Every line holding the word "думал" counts once. Give the total, nothing more.

Start PROVIDED ENTRIES

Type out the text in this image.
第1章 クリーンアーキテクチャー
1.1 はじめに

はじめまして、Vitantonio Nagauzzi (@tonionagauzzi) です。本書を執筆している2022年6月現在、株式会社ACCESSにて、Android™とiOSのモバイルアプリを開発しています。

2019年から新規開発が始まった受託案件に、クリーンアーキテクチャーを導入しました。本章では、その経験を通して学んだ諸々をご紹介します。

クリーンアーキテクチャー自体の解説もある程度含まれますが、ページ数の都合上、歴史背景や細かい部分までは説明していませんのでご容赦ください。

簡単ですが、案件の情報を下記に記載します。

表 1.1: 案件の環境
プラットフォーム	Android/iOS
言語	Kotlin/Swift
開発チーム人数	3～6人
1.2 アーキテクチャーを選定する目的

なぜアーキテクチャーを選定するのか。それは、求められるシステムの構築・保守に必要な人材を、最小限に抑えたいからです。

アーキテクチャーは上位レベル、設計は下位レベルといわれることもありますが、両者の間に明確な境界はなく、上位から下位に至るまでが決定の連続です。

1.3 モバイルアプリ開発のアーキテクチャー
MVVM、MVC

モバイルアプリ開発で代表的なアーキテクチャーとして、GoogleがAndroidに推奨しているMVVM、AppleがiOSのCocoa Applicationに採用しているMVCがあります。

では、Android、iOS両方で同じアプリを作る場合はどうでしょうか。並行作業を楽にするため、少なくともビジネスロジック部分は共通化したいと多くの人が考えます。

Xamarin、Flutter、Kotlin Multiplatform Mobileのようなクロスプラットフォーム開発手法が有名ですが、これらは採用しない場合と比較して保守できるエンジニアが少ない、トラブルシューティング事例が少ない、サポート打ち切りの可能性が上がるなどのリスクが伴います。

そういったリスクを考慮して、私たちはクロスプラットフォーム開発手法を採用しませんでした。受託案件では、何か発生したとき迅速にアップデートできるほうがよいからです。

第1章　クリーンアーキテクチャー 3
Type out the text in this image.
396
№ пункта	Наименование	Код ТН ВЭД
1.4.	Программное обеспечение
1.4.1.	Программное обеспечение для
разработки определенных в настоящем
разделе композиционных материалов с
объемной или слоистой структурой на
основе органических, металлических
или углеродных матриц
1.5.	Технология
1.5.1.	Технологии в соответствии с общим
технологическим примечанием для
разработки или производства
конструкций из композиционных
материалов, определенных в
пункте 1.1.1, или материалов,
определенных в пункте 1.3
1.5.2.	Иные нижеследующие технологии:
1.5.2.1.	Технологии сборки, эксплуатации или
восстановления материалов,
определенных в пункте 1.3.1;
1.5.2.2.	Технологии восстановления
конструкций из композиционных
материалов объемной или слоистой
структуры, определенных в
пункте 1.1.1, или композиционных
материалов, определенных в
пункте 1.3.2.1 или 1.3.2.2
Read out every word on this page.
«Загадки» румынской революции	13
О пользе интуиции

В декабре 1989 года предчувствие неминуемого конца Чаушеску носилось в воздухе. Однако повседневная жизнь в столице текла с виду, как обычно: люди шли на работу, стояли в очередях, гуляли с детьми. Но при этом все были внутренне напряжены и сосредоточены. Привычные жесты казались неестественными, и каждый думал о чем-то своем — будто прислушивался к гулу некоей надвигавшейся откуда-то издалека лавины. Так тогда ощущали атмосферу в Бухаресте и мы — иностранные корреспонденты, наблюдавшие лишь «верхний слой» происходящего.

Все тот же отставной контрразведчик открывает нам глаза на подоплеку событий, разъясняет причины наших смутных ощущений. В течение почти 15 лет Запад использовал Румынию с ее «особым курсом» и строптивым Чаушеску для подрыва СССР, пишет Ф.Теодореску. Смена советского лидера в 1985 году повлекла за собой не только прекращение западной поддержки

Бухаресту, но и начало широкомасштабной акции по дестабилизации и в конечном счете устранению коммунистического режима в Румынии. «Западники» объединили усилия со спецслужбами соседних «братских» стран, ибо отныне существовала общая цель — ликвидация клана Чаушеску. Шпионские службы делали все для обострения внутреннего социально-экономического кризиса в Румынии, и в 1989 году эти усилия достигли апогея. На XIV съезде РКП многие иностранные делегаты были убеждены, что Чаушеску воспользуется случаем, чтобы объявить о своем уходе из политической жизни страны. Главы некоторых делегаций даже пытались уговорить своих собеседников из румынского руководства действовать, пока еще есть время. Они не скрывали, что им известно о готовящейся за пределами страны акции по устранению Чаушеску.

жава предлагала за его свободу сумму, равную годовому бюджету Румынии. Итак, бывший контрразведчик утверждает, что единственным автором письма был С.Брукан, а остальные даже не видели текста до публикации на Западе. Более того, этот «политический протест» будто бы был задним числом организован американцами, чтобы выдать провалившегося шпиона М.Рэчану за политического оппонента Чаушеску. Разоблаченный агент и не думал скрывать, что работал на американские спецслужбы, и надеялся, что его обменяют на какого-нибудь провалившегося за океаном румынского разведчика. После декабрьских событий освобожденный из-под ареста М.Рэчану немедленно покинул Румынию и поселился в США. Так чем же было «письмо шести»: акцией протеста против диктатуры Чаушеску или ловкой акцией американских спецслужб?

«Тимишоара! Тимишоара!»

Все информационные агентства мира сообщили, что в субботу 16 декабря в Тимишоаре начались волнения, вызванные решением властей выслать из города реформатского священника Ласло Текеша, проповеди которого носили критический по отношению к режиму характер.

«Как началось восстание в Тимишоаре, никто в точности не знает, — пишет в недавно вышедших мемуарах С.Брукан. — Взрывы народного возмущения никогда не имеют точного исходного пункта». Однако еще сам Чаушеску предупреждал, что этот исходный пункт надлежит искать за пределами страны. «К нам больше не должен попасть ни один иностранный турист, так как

End PROVIDED ENTRIES

# THE OUTPUT
2